* BEGIN *

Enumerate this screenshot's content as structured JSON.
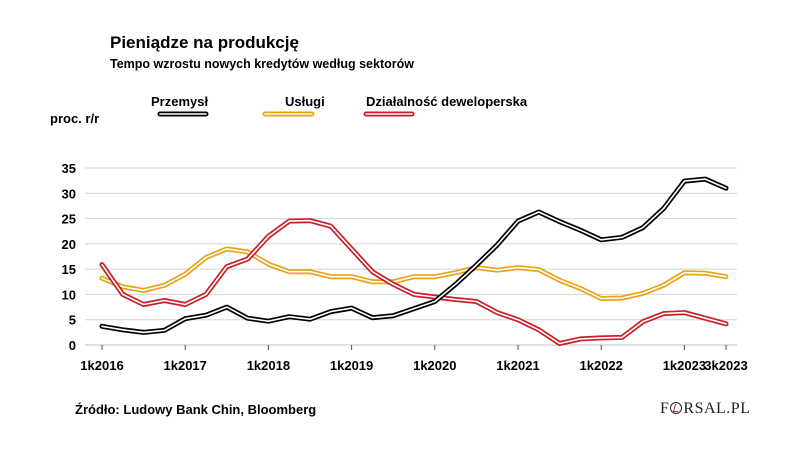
{
  "chart_data": {
    "type": "line",
    "title": "Pieniądze na produkcję",
    "subtitle": "Tempo wzrostu nowych kredytów według sektorów",
    "ylabel": "proc. r/r",
    "xlabel": "",
    "ylim": [
      0,
      35
    ],
    "y_ticks": [
      0,
      5,
      10,
      15,
      20,
      25,
      30,
      35
    ],
    "x_tick_labels": [
      "1k2016",
      "1k2017",
      "1k2018",
      "1k2019",
      "1k2020",
      "1k2021",
      "1k2022",
      "1k2023",
      "3k2023"
    ],
    "x_tick_index": [
      0,
      4,
      8,
      12,
      16,
      20,
      24,
      28,
      30
    ],
    "grid": true,
    "legend_position": "top",
    "series": [
      {
        "name": "Przemysł",
        "color": "#000000",
        "values": [
          3.7,
          3.0,
          2.5,
          2.9,
          5.2,
          5.9,
          7.5,
          5.3,
          4.7,
          5.6,
          5.1,
          6.6,
          7.3,
          5.4,
          5.8,
          7.2,
          8.6,
          12.0,
          15.8,
          19.8,
          24.5,
          26.3,
          24.4,
          22.7,
          20.8,
          21.3,
          23.2,
          27.0,
          32.4,
          32.8,
          31.0
        ]
      },
      {
        "name": "Usługi",
        "color": "#e8a317",
        "values": [
          13.2,
          11.5,
          10.8,
          11.8,
          14.0,
          17.3,
          19.0,
          18.4,
          16.0,
          14.5,
          14.5,
          13.5,
          13.5,
          12.5,
          12.5,
          13.5,
          13.5,
          14.3,
          15.3,
          14.8,
          15.3,
          14.9,
          12.8,
          11.2,
          9.2,
          9.3,
          10.2,
          11.8,
          14.3,
          14.2,
          13.5
        ]
      },
      {
        "name": "Działalność deweloperska",
        "color": "#c8202a",
        "values": [
          15.9,
          10.0,
          8.0,
          8.8,
          8.0,
          10.0,
          15.5,
          17.0,
          21.5,
          24.5,
          24.6,
          23.5,
          19.0,
          14.5,
          12.0,
          10.0,
          9.5,
          9.0,
          8.6,
          6.4,
          5.0,
          3.0,
          0.3,
          1.2,
          1.4,
          1.5,
          4.6,
          6.2,
          6.4,
          5.3,
          4.2
        ]
      }
    ]
  },
  "footer": {
    "source": "Źródło: Ludowy Bank Chin, Bloomberg",
    "logo_prefix": "F",
    "logo_suffix": "RSAL.PL"
  }
}
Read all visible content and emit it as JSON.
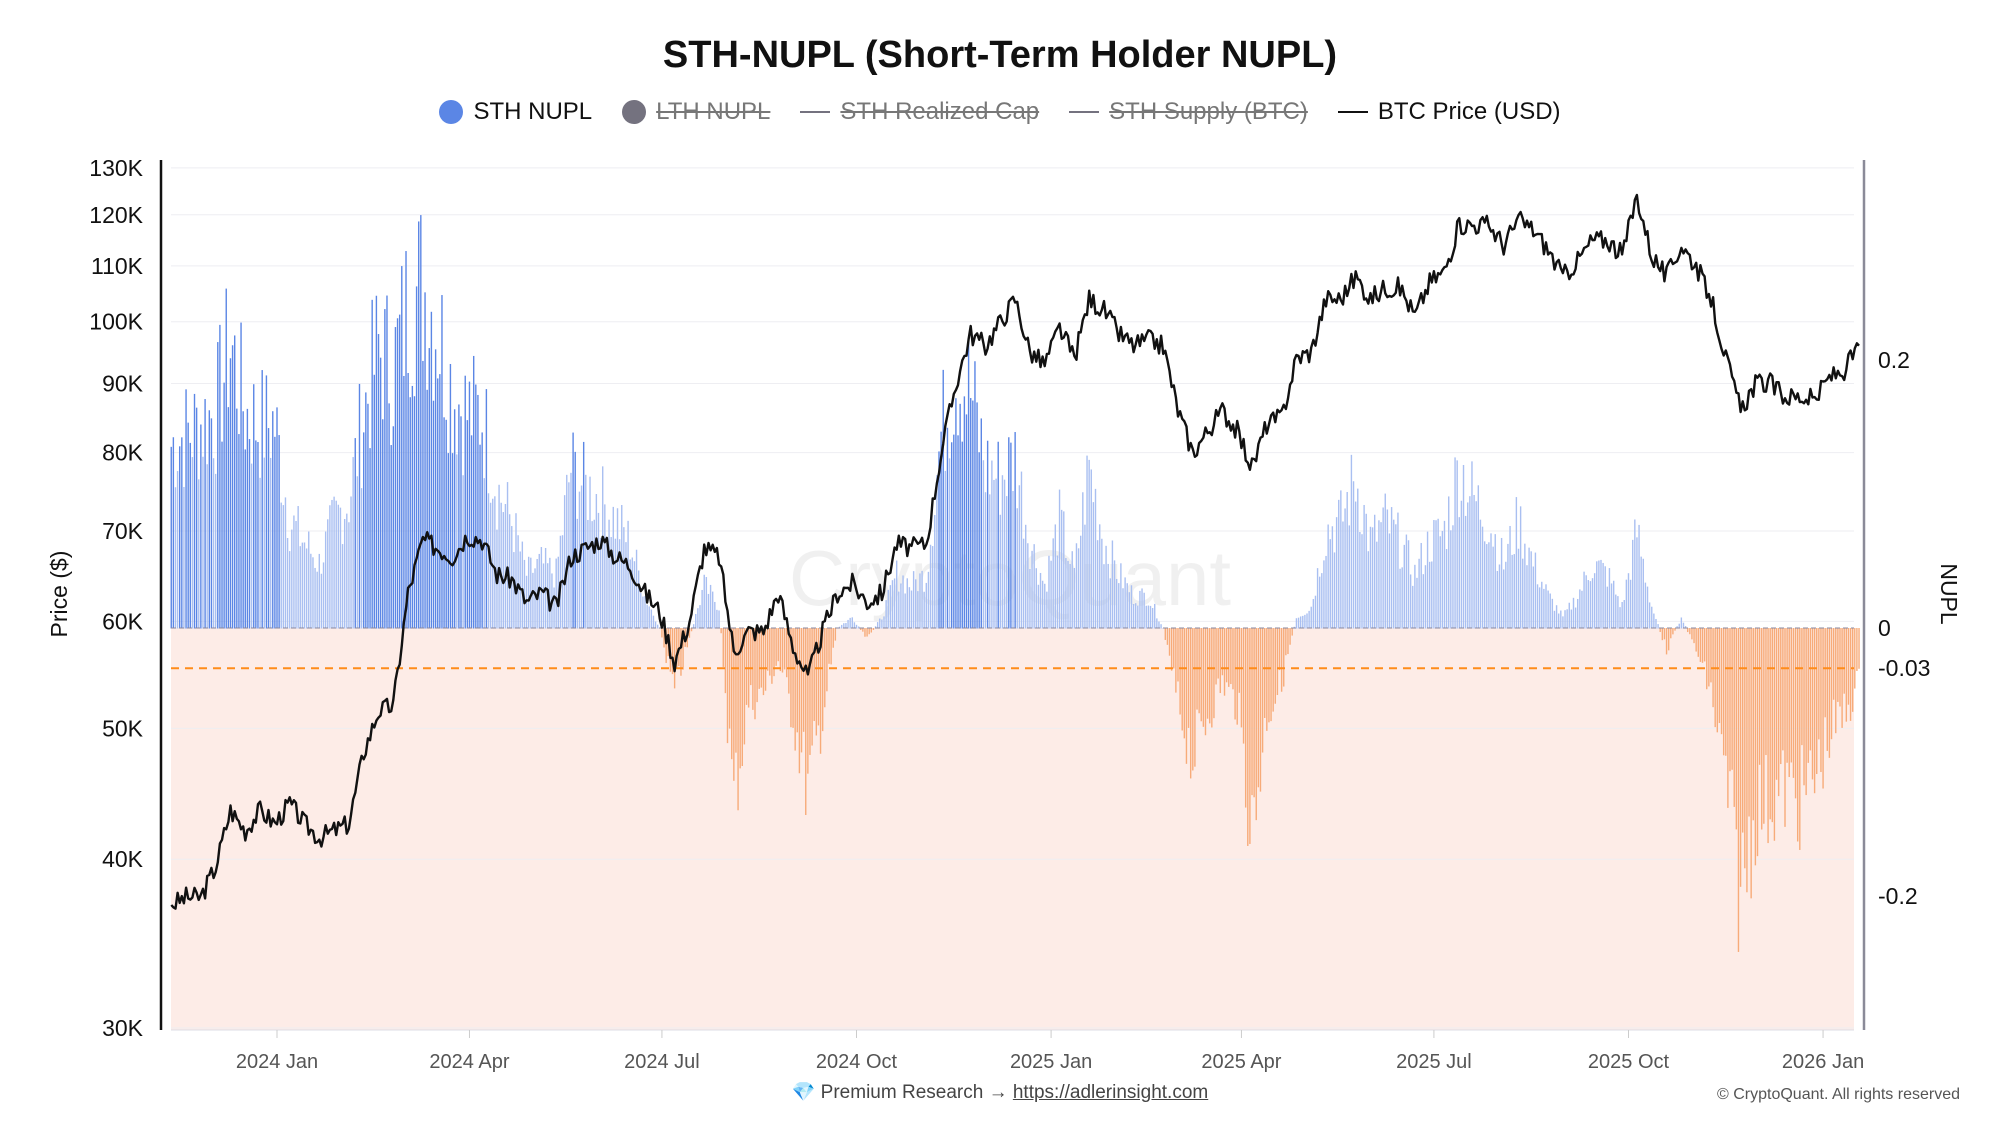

* END *

**Direction:** Select all lines in the listing that include the word "color".

**Full solution:**
        "color": "#000000",
        "color": "#e8a317",
        "color": "#c8202a",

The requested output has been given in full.